What you need to do
Identify each line below containing the string "JSON" and copy it.
##### Records for the exercise #####
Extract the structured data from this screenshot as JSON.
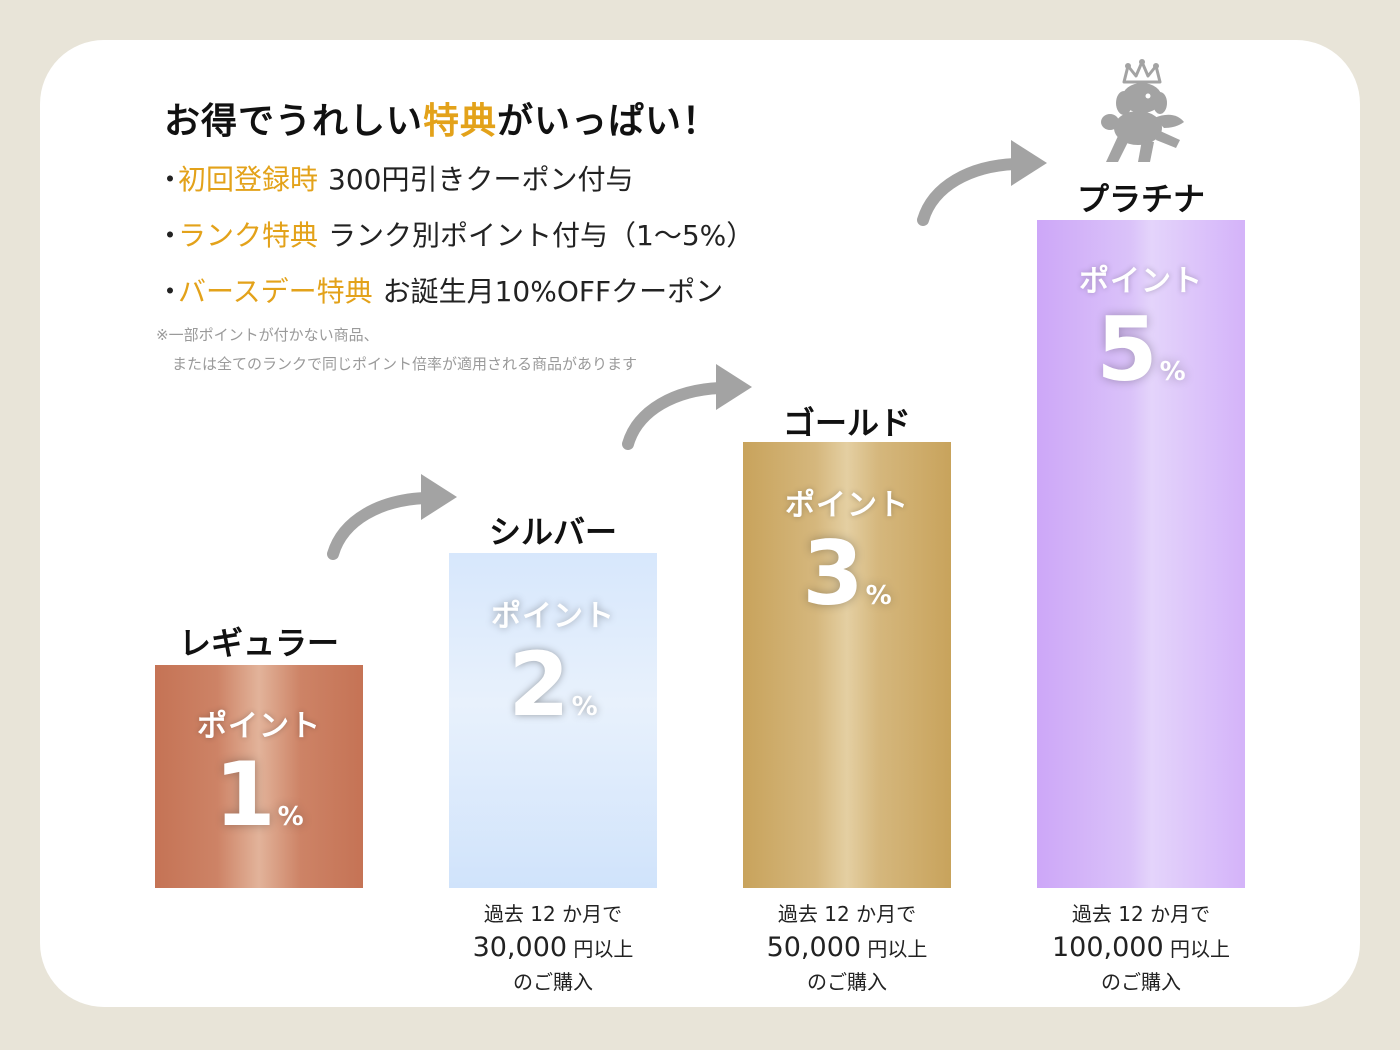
{
  "header": {
    "headline_pre": "お得でうれしい",
    "headline_highlight": "特典",
    "headline_post": "がいっぱい！"
  },
  "benefits": [
    {
      "bullet": "・",
      "accent": "初回登録時",
      "text": "300円引きクーポン付与"
    },
    {
      "bullet": "・",
      "accent": "ランク特典",
      "text": "ランク別ポイント付与（1～5%）"
    },
    {
      "bullet": "・",
      "accent": "バースデー特典",
      "text": "お誕生月10%OFFクーポン"
    }
  ],
  "note": {
    "line1": "※一部ポイントが付かない商品、",
    "line2": "または全てのランクで同じポイント倍率が適用される商品があります"
  },
  "ranks": [
    {
      "name": "レギュラー",
      "point_label": "ポイント",
      "rate": "1",
      "unit": "%"
    },
    {
      "name": "シルバー",
      "point_label": "ポイント",
      "rate": "2",
      "unit": "%",
      "cond_line1": "過去 12 か月で",
      "cond_amount": "30,000",
      "cond_yen": " 円以上",
      "cond_line3": "のご購入"
    },
    {
      "name": "ゴールド",
      "point_label": "ポイント",
      "rate": "3",
      "unit": "%",
      "cond_line1": "過去 12 か月で",
      "cond_amount": "50,000",
      "cond_yen": " 円以上",
      "cond_line3": "のご購入"
    },
    {
      "name": "プラチナ",
      "point_label": "ポイント",
      "rate": "5",
      "unit": "%",
      "cond_line1": "過去 12 か月で",
      "cond_amount": "100,000",
      "cond_yen": " 円以上",
      "cond_line3": "のご購入"
    }
  ],
  "colors": {
    "background": "#e8e4d8",
    "accent": "#e3a21a",
    "regular": "#c57355",
    "silver": "#d7e7fc",
    "gold": "#c8a35c",
    "platinum": "#cda7f8",
    "arrow": "#a3a3a3"
  },
  "icons": [
    "curved-arrow-icon",
    "crowned-dog-mascot-icon"
  ]
}
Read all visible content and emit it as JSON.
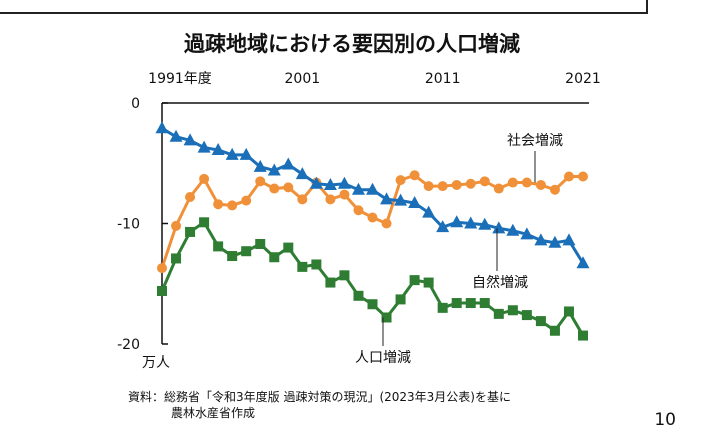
{
  "title": "過疎地域における要因別の人口増減",
  "chart_data": {
    "type": "line",
    "title": "過疎地域における要因別の人口増減",
    "x": [
      1991,
      1992,
      1993,
      1994,
      1995,
      1996,
      1997,
      1998,
      1999,
      2000,
      2001,
      2002,
      2003,
      2004,
      2005,
      2006,
      2007,
      2008,
      2009,
      2010,
      2011,
      2012,
      2013,
      2014,
      2015,
      2016,
      2017,
      2018,
      2019,
      2020,
      2021
    ],
    "x_tick_labels": [
      {
        "x": 1991,
        "label": "1991年度"
      },
      {
        "x": 2001,
        "label": "2001"
      },
      {
        "x": 2011,
        "label": "2011"
      },
      {
        "x": 2021,
        "label": "2021"
      }
    ],
    "x_axis_position": "top",
    "ylim": [
      -20,
      0
    ],
    "y_ticks": [
      0,
      -10,
      -20
    ],
    "y_unit": "万人",
    "grid": false,
    "series": [
      {
        "name": "社会増減",
        "color": "#F0913A",
        "marker": "circle",
        "values": [
          -13.7,
          -10.2,
          -7.8,
          -6.3,
          -8.4,
          -8.5,
          -8.1,
          -6.5,
          -7.1,
          -7.0,
          -8.0,
          -6.6,
          -8.0,
          -7.6,
          -8.9,
          -9.5,
          -10.0,
          -6.4,
          -6.0,
          -6.9,
          -6.9,
          -6.8,
          -6.7,
          -6.5,
          -7.1,
          -6.6,
          -6.6,
          -6.8,
          -7.2,
          -6.1,
          -6.1
        ]
      },
      {
        "name": "自然増減",
        "color": "#1A6FB8",
        "marker": "triangle",
        "values": [
          -2.1,
          -2.8,
          -3.1,
          -3.7,
          -3.9,
          -4.3,
          -4.3,
          -5.3,
          -5.6,
          -5.1,
          -5.9,
          -6.7,
          -6.8,
          -6.7,
          -7.2,
          -7.2,
          -8.0,
          -8.1,
          -8.3,
          -9.1,
          -10.3,
          -9.9,
          -10.0,
          -10.1,
          -10.4,
          -10.6,
          -10.9,
          -11.4,
          -11.6,
          -11.4,
          -13.3
        ]
      },
      {
        "name": "人口増減",
        "color": "#2E7D32",
        "marker": "square",
        "values": [
          -15.6,
          -12.9,
          -10.7,
          -9.9,
          -11.9,
          -12.7,
          -12.3,
          -11.7,
          -12.8,
          -12.0,
          -13.6,
          -13.4,
          -14.9,
          -14.3,
          -16.0,
          -16.7,
          -17.8,
          -16.3,
          -14.7,
          -14.9,
          -17.0,
          -16.6,
          -16.6,
          -16.6,
          -17.5,
          -17.2,
          -17.6,
          -18.1,
          -18.9,
          -17.3,
          -19.3
        ]
      }
    ]
  },
  "source_line1": "資料：総務省「令和3年度版 過疎対策の現況」(2023年3月公表)を基に",
  "source_line2": "農林水産省作成",
  "page_number": "10"
}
#####
Solution for this problem
Extract the structured data from this screenshot as JSON.
Read all visible content and emit it as JSON.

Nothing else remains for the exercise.